▸ Instructions for the task
Wherever "Profit" appears in a line, list that line.

[Figure collection entries]
#####

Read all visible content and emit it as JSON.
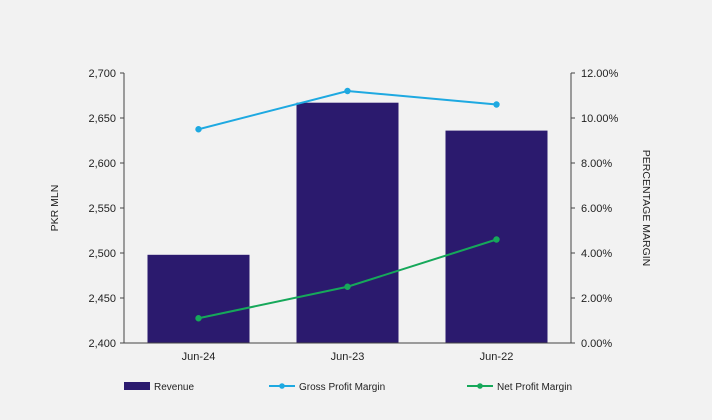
{
  "chart_data": {
    "type": "bar",
    "categories": [
      "Jun-24",
      "Jun-23",
      "Jun-22"
    ],
    "series": [
      {
        "name": "Revenue",
        "type": "bar",
        "axis": "left",
        "color": "#2b1a6e",
        "values": [
          2498,
          2667,
          2636
        ]
      },
      {
        "name": "Gross Profit Margin",
        "type": "line",
        "axis": "right",
        "color": "#1ea9e1",
        "values": [
          9.5,
          11.2,
          10.6
        ]
      },
      {
        "name": "Net Profit Margin",
        "type": "line",
        "axis": "right",
        "color": "#16a85a",
        "values": [
          1.1,
          2.5,
          4.6
        ]
      }
    ],
    "ylabel": "PKR MLN",
    "y2label": "PERCENTAGE MARGIN",
    "ylim": [
      2400,
      2700
    ],
    "y2lim": [
      0,
      12
    ],
    "yticks": [
      "2,400",
      "2,450",
      "2,500",
      "2,550",
      "2,600",
      "2,650",
      "2,700"
    ],
    "y2ticks": [
      "0.00%",
      "2.00%",
      "4.00%",
      "6.00%",
      "8.00%",
      "10.00%",
      "12.00%"
    ],
    "grid": false,
    "legend_position": "bottom"
  }
}
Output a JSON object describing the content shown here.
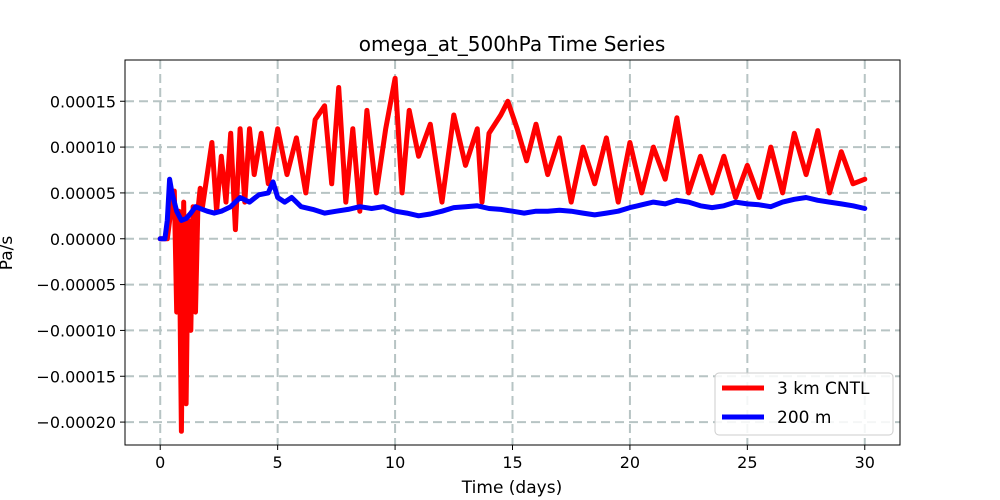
{
  "chart_data": {
    "type": "line",
    "title": "omega_at_500hPa Time Series",
    "xlabel": "Time (days)",
    "ylabel": "Pa/s",
    "xlim": [
      -1.5,
      31.5
    ],
    "ylim": [
      -0.000225,
      0.000195
    ],
    "grid": true,
    "legend_position": "lower-right",
    "x_ticks": [
      0,
      5,
      10,
      15,
      20,
      25,
      30
    ],
    "x_tick_labels": [
      "0",
      "5",
      "10",
      "15",
      "20",
      "25",
      "30"
    ],
    "y_ticks": [
      0.00015,
      0.0001,
      5e-05,
      0.0,
      -5e-05,
      -0.0001,
      -0.00015,
      -0.0002
    ],
    "y_tick_labels": [
      "0.00015",
      "0.00010",
      "0.00005",
      "0.00000",
      "−0.00005",
      "−0.00010",
      "−0.00015",
      "−0.00020"
    ],
    "series": [
      {
        "name": "3 km CNTL",
        "color": "#ff0000",
        "x": [
          0,
          0.3,
          0.5,
          0.6,
          0.7,
          0.8,
          0.9,
          1.0,
          1.1,
          1.2,
          1.3,
          1.4,
          1.5,
          1.6,
          1.7,
          1.8,
          2.0,
          2.2,
          2.4,
          2.6,
          2.8,
          3.0,
          3.2,
          3.4,
          3.6,
          3.8,
          4.0,
          4.3,
          4.6,
          5.0,
          5.4,
          5.8,
          6.2,
          6.6,
          7.0,
          7.3,
          7.6,
          7.9,
          8.2,
          8.5,
          8.8,
          9.2,
          9.6,
          10.0,
          10.3,
          10.6,
          11.0,
          11.5,
          12.0,
          12.5,
          13.0,
          13.5,
          13.7,
          14.0,
          14.5,
          14.8,
          15.2,
          15.6,
          16.0,
          16.5,
          17.0,
          17.5,
          18.0,
          18.5,
          19.0,
          19.5,
          20.0,
          20.5,
          21.0,
          21.5,
          22.0,
          22.5,
          23.0,
          23.5,
          24.0,
          24.5,
          25.0,
          25.5,
          26.0,
          26.5,
          27.0,
          27.5,
          28.0,
          28.5,
          29.0,
          29.5,
          30.0
        ],
        "values": [
          0.0,
          0.0,
          4e-05,
          5.2e-05,
          -8e-05,
          3e-05,
          -0.00021,
          4e-05,
          -0.00018,
          2e-05,
          -0.0001,
          3.5e-05,
          -8e-05,
          3e-05,
          5.5e-05,
          3.5e-05,
          7e-05,
          0.000105,
          3e-05,
          9e-05,
          4e-05,
          0.000115,
          1e-05,
          0.00012,
          4e-05,
          0.00012,
          7e-05,
          0.000115,
          6e-05,
          0.00012,
          7e-05,
          0.00011,
          5e-05,
          0.00013,
          0.000145,
          6e-05,
          0.000165,
          4e-05,
          0.00012,
          3e-05,
          0.00014,
          5e-05,
          0.00012,
          0.000175,
          5e-05,
          0.00014,
          9e-05,
          0.000125,
          4e-05,
          0.000135,
          8e-05,
          0.00012,
          4e-05,
          0.000115,
          0.000135,
          0.00015,
          0.00012,
          8.5e-05,
          0.000125,
          7e-05,
          0.00011,
          4e-05,
          0.0001,
          6e-05,
          0.00011,
          4e-05,
          0.000105,
          5e-05,
          0.0001,
          6.5e-05,
          0.000132,
          5e-05,
          9e-05,
          5e-05,
          9e-05,
          4.5e-05,
          8e-05,
          4.5e-05,
          0.0001,
          5e-05,
          0.000115,
          7e-05,
          0.000118,
          5e-05,
          9.5e-05,
          6e-05,
          6.5e-05
        ]
      },
      {
        "name": "200 m",
        "color": "#0000ff",
        "x": [
          0,
          0.2,
          0.3,
          0.4,
          0.5,
          0.7,
          0.9,
          1.1,
          1.3,
          1.5,
          1.8,
          2.0,
          2.3,
          2.6,
          3.0,
          3.4,
          3.8,
          4.2,
          4.6,
          4.8,
          5.0,
          5.3,
          5.6,
          6.0,
          6.5,
          7.0,
          7.5,
          8.0,
          8.5,
          9.0,
          9.5,
          10.0,
          10.5,
          11.0,
          11.5,
          12.0,
          12.5,
          13.0,
          13.5,
          14.0,
          14.5,
          15.0,
          15.5,
          16.0,
          16.5,
          17.0,
          17.5,
          18.0,
          18.5,
          19.0,
          19.5,
          20.0,
          20.5,
          21.0,
          21.5,
          22.0,
          22.5,
          23.0,
          23.5,
          24.0,
          24.5,
          25.0,
          25.5,
          26.0,
          26.5,
          27.0,
          27.5,
          28.0,
          28.5,
          29.0,
          29.5,
          30.0
        ],
        "values": [
          0.0,
          0.0,
          2e-05,
          6.5e-05,
          5e-05,
          3e-05,
          2e-05,
          2.2e-05,
          2.8e-05,
          3.5e-05,
          3.2e-05,
          3e-05,
          2.8e-05,
          3e-05,
          3.5e-05,
          4.5e-05,
          4e-05,
          4.8e-05,
          5e-05,
          6.2e-05,
          4.5e-05,
          4e-05,
          4.5e-05,
          3.5e-05,
          3.2e-05,
          2.8e-05,
          3e-05,
          3.2e-05,
          3.5e-05,
          3.3e-05,
          3.5e-05,
          3e-05,
          2.8e-05,
          2.5e-05,
          2.7e-05,
          3e-05,
          3.4e-05,
          3.5e-05,
          3.6e-05,
          3.3e-05,
          3.2e-05,
          3e-05,
          2.8e-05,
          3e-05,
          3e-05,
          3.1e-05,
          3e-05,
          2.8e-05,
          2.6e-05,
          2.8e-05,
          3e-05,
          3.4e-05,
          3.7e-05,
          4e-05,
          3.8e-05,
          4.2e-05,
          4e-05,
          3.6e-05,
          3.4e-05,
          3.6e-05,
          4e-05,
          3.8e-05,
          3.7e-05,
          3.5e-05,
          4e-05,
          4.3e-05,
          4.5e-05,
          4.2e-05,
          4e-05,
          3.8e-05,
          3.6e-05,
          3.3e-05
        ]
      }
    ]
  }
}
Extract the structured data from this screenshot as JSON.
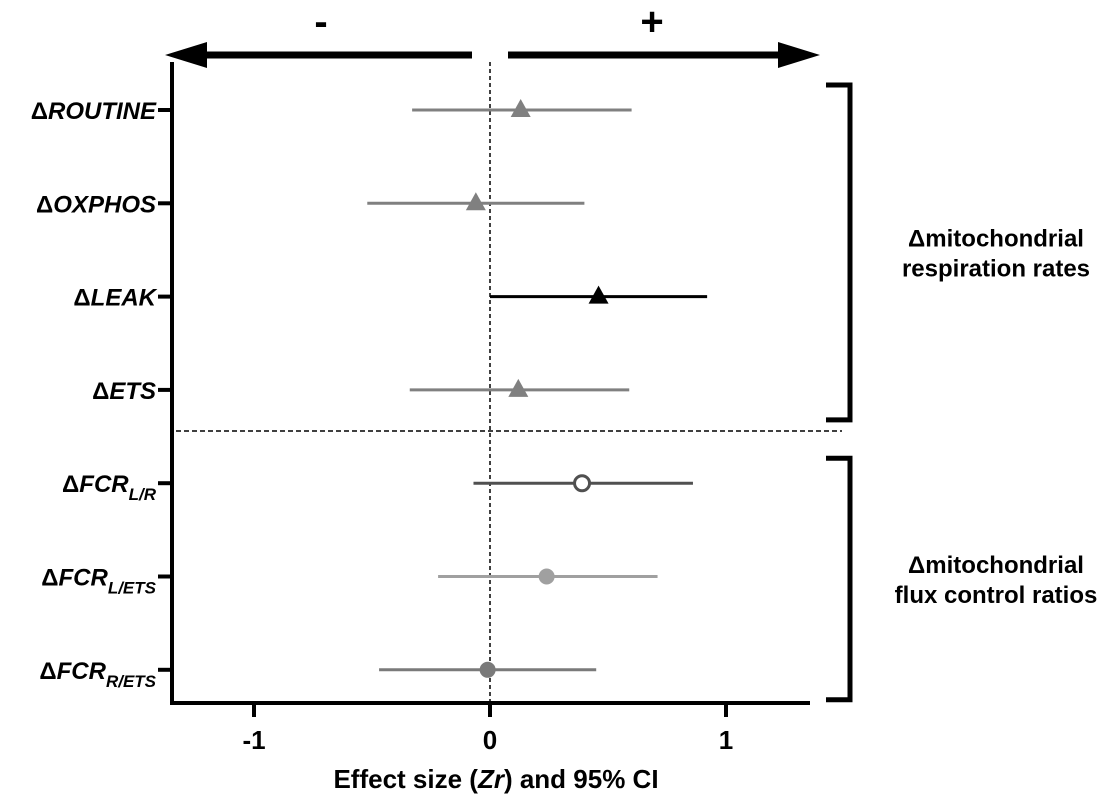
{
  "chart_data": {
    "type": "scatter",
    "subtype": "forest-plot",
    "xlabel": {
      "prefix": "Effect size (",
      "italic": "Zr",
      "suffix": ") and 95% CI"
    },
    "xlim": [
      -1.35,
      1.35
    ],
    "xticks": [
      -1,
      0,
      1
    ],
    "xtick_labels": [
      "-1",
      "0",
      "1"
    ],
    "reference_line_x": 0,
    "direction_labels": {
      "negative": "-",
      "positive": "+"
    },
    "grid": false,
    "rows": [
      {
        "delta": "Δ",
        "name": "ROUTINE",
        "sub": "",
        "estimate": 0.13,
        "ci_low": -0.33,
        "ci_high": 0.6,
        "marker": "triangle",
        "filled": true,
        "color": "#808080",
        "significant": false
      },
      {
        "delta": "Δ",
        "name": "OXPHOS",
        "sub": "",
        "estimate": -0.06,
        "ci_low": -0.52,
        "ci_high": 0.4,
        "marker": "triangle",
        "filled": true,
        "color": "#808080",
        "significant": false
      },
      {
        "delta": "Δ",
        "name": "LEAK",
        "sub": "",
        "estimate": 0.46,
        "ci_low": 0.0,
        "ci_high": 0.92,
        "marker": "triangle",
        "filled": true,
        "color": "#000000",
        "significant": true
      },
      {
        "delta": "Δ",
        "name": "ETS",
        "sub": "",
        "estimate": 0.12,
        "ci_low": -0.34,
        "ci_high": 0.59,
        "marker": "triangle",
        "filled": true,
        "color": "#808080",
        "significant": false
      },
      {
        "delta": "Δ",
        "name": "FCR",
        "sub": "L/R",
        "estimate": 0.39,
        "ci_low": -0.07,
        "ci_high": 0.86,
        "marker": "circle",
        "filled": false,
        "color": "#505050",
        "significant": false
      },
      {
        "delta": "Δ",
        "name": "FCR",
        "sub": "L/ETS",
        "estimate": 0.24,
        "ci_low": -0.22,
        "ci_high": 0.71,
        "marker": "circle",
        "filled": true,
        "color": "#a0a0a0",
        "significant": false
      },
      {
        "delta": "Δ",
        "name": "FCR",
        "sub": "R/ETS",
        "estimate": -0.01,
        "ci_low": -0.47,
        "ci_high": 0.45,
        "marker": "circle",
        "filled": true,
        "color": "#7a7a7a",
        "significant": false
      }
    ],
    "groups": [
      {
        "label_lines": [
          "Δmitochondrial",
          "respiration rates"
        ],
        "first_row": 0,
        "last_row": 3
      },
      {
        "label_lines": [
          "Δmitochondrial",
          "flux control ratios"
        ],
        "first_row": 4,
        "last_row": 6
      }
    ]
  }
}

#####

▸ Finished task
        "name": "Gross Profit Margin",
        "name": "Net Profit Margin",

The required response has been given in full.